**EXERCISE DESCRIPTION:**
Do not copy the pictures; transcribe all other material exactly.

**DATA ROWS:**
[start]

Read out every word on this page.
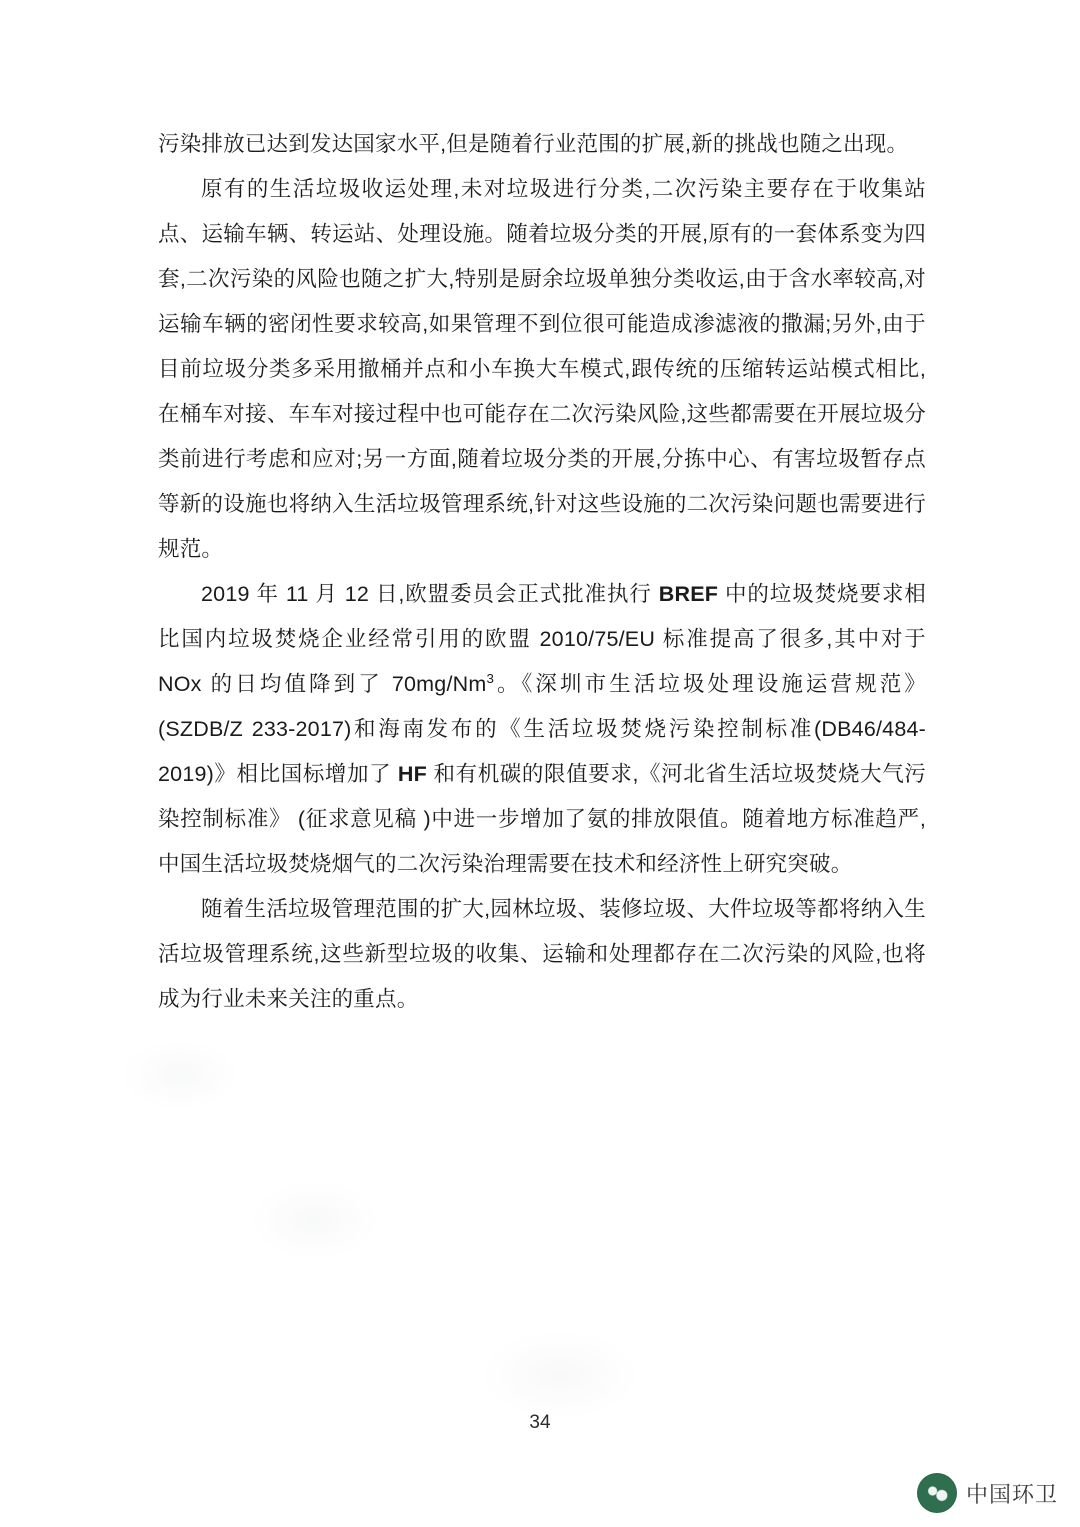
污染排放已达到发达国家水平,但是随着行业范围的扩展,新的挑战也随之出现。

原有的生活垃圾收运处理,未对垃圾进行分类,二次污染主要存在于收集站点、运输车辆、转运站、处理设施。随着垃圾分类的开展,原有的一套体系变为四套,二次污染的风险也随之扩大,特别是厨余垃圾单独分类收运,由于含水率较高,对运输车辆的密闭性要求较高,如果管理不到位很可能造成渗滤液的撒漏;另外,由于目前垃圾分类多采用撤桶并点和小车换大车模式,跟传统的压缩转运站模式相比,在桶车对接、车车对接过程中也可能存在二次污染风险,这些都需要在开展垃圾分类前进行考虑和应对;另一方面,随着垃圾分类的开展,分拣中心、有害垃圾暂存点等新的设施也将纳入生活垃圾管理系统,针对这些设施的二次污染问题也需要进行规范。

2019 年 11 月 12 日,欧盟委员会正式批准执行 BREF 中的垃圾焚烧要求相比国内垃圾焚烧企业经常引用的欧盟 2010/75/EU 标准提高了很多,其中对于 NOx 的日均值降到了 70mg/Nm$^3$。《深圳市生活垃圾处理设施运营规范》(SZDB/Z 233-2017)和海南发布的《生活垃圾焚烧污染控制标准(DB46/484-2019)》相比国标增加了 HF 和有机碳的限值要求,《河北省生活垃圾焚烧大气污染控制标准》 (征求意见稿 )中进一步增加了氨的排放限值。随着地方标准趋严,中国生活垃圾焚烧烟气的二次污染治理需要在技术和经济性上研究突破。

随着生活垃圾管理范围的扩大,园林垃圾、装修垃圾、大件垃圾等都将纳入生活垃圾管理系统,这些新型垃圾的收集、运输和处理都存在二次污染的风险,也将成为行业未来关注的重点。

34
中国环卫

[end]

**FINAL RESULT:**
Read out every word on this page.
污染排放已达到发达国家水平,但是随着行业范围的扩展,新的挑战也随之出现。

原有的生活垃圾收运处理,未对垃圾进行分类,二次污染主要存在于收集站点、运输车辆、转运站、处理设施。随着垃圾分类的开展,原有的一套体系变为四套,二次污染的风险也随之扩大,特别是厨余垃圾单独分类收运,由于含水率较高,对运输车辆的密闭性要求较高,如果管理不到位很可能造成渗滤液的撒漏;另外,由于目前垃圾分类多采用撤桶并点和小车换大车模式,跟传统的压缩转运站模式相比,在桶车对接、车车对接过程中也可能存在二次污染风险,这些都需要在开展垃圾分类前进行考虑和应对;另一方面,随着垃圾分类的开展,分拣中心、有害垃圾暂存点等新的设施也将纳入生活垃圾管理系统,针对这些设施的二次污染问题也需要进行规范。

2019 年 11 月 12 日,欧盟委员会正式批准执行 BREF 中的垃圾焚烧要求相比国内垃圾焚烧企业经常引用的欧盟 2010/75/EU 标准提高了很多,其中对于 NOx 的日均值降到了 70mg/Nm$^3$。《深圳市生活垃圾处理设施运营规范》(SZDB/Z 233-2017)和海南发布的《生活垃圾焚烧污染控制标准(DB46/484-2019)》相比国标增加了 HF 和有机碳的限值要求,《河北省生活垃圾焚烧大气污染控制标准》 (征求意见稿 )中进一步增加了氨的排放限值。随着地方标准趋严,中国生活垃圾焚烧烟气的二次污染治理需要在技术和经济性上研究突破。

随着生活垃圾管理范围的扩大,园林垃圾、装修垃圾、大件垃圾等都将纳入生活垃圾管理系统,这些新型垃圾的收集、运输和处理都存在二次污染的风险,也将成为行业未来关注的重点。

34
中国环卫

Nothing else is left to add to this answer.